> [TASK DATA]:
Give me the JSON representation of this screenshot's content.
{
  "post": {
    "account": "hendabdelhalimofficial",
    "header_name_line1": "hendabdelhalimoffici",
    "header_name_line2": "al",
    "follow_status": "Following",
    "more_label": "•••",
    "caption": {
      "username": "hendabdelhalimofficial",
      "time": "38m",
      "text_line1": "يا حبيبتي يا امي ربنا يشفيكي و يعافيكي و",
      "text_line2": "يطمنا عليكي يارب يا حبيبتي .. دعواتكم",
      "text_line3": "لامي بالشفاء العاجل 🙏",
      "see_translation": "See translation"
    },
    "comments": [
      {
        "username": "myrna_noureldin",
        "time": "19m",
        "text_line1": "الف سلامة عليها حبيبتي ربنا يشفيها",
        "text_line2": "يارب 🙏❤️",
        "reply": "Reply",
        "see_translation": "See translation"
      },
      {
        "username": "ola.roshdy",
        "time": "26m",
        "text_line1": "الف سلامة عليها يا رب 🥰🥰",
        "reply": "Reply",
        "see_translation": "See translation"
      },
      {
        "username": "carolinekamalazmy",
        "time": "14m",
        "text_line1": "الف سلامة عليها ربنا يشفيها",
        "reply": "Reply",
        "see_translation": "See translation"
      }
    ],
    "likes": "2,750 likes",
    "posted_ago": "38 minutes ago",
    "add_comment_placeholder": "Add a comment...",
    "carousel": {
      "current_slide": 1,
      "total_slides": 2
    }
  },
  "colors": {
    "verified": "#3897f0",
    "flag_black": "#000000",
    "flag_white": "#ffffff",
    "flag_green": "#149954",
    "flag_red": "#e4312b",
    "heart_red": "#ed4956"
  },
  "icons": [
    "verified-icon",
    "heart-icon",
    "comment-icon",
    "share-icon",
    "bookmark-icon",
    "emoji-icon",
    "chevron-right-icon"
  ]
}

--

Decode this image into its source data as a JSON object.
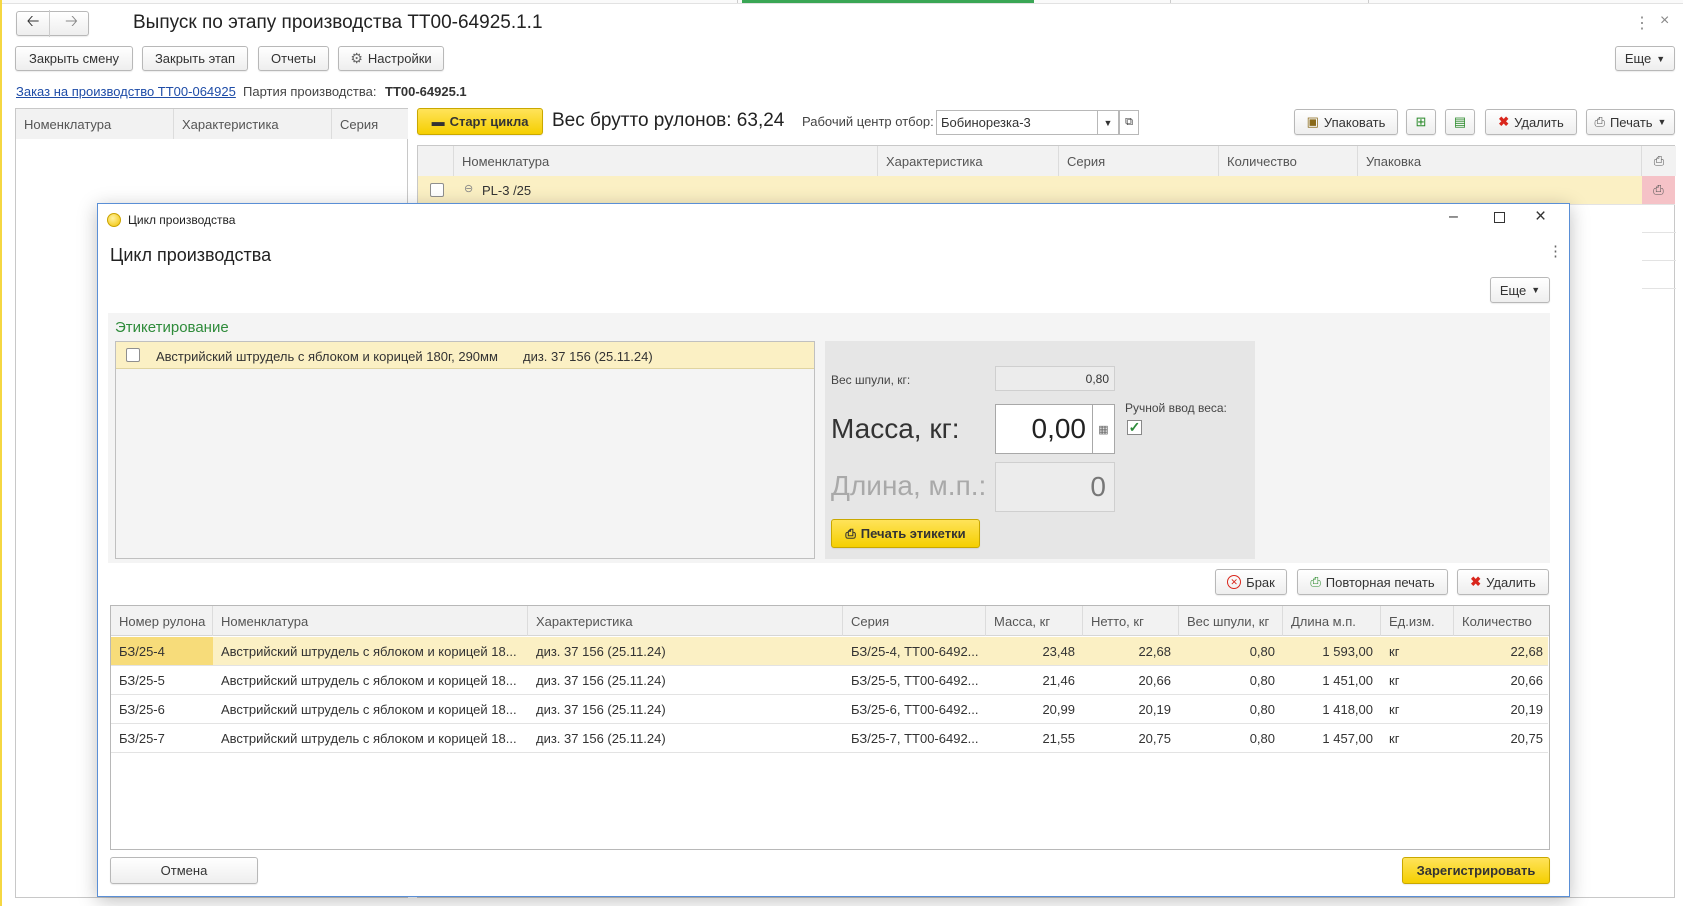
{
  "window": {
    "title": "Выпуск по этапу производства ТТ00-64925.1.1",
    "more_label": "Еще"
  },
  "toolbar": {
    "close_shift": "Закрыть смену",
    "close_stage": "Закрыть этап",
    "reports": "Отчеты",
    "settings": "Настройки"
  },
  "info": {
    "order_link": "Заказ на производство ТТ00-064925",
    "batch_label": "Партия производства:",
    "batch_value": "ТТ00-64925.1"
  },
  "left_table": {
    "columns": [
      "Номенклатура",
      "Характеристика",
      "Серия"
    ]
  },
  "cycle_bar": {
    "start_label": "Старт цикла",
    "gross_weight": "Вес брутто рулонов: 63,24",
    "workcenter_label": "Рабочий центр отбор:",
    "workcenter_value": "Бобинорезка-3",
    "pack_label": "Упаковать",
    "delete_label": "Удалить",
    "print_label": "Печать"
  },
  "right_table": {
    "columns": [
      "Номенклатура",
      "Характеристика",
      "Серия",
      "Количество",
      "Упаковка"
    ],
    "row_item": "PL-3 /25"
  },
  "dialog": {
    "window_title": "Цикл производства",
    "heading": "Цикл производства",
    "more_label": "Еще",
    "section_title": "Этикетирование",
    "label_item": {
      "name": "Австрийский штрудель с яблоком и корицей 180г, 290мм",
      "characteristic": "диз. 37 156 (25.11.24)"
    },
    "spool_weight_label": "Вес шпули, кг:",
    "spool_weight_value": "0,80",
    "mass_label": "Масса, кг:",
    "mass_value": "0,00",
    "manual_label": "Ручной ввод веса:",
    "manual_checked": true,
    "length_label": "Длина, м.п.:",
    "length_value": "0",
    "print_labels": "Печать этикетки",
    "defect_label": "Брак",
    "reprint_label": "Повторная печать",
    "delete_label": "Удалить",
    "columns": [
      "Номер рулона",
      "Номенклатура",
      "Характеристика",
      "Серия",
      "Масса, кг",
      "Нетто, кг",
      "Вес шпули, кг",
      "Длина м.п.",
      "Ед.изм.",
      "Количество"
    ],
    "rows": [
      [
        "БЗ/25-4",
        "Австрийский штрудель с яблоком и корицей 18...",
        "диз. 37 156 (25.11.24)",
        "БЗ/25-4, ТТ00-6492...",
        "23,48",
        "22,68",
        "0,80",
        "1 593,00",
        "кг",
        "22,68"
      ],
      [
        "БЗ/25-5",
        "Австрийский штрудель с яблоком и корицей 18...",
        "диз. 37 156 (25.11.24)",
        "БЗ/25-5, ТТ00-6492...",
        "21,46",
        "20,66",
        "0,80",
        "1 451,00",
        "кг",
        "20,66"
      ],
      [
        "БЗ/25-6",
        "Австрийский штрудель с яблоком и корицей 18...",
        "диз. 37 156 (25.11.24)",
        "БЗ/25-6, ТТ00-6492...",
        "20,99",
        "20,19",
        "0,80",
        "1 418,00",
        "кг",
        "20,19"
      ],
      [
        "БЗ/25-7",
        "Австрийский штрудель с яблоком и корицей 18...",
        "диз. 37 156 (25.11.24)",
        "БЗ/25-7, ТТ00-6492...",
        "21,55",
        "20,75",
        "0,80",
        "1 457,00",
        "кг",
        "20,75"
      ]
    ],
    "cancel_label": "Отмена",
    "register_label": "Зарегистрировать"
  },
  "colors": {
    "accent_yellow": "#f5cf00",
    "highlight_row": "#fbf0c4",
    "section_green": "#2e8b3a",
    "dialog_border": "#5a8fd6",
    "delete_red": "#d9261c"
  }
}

> [SET TASK]: Out of the preceding entries, pull every line containing the string "шпули".

> [RESPONSE TO THE EXERCISE]:
    "spool_weight_label": "Вес шпули, кг:",
      "Вес шпули, кг",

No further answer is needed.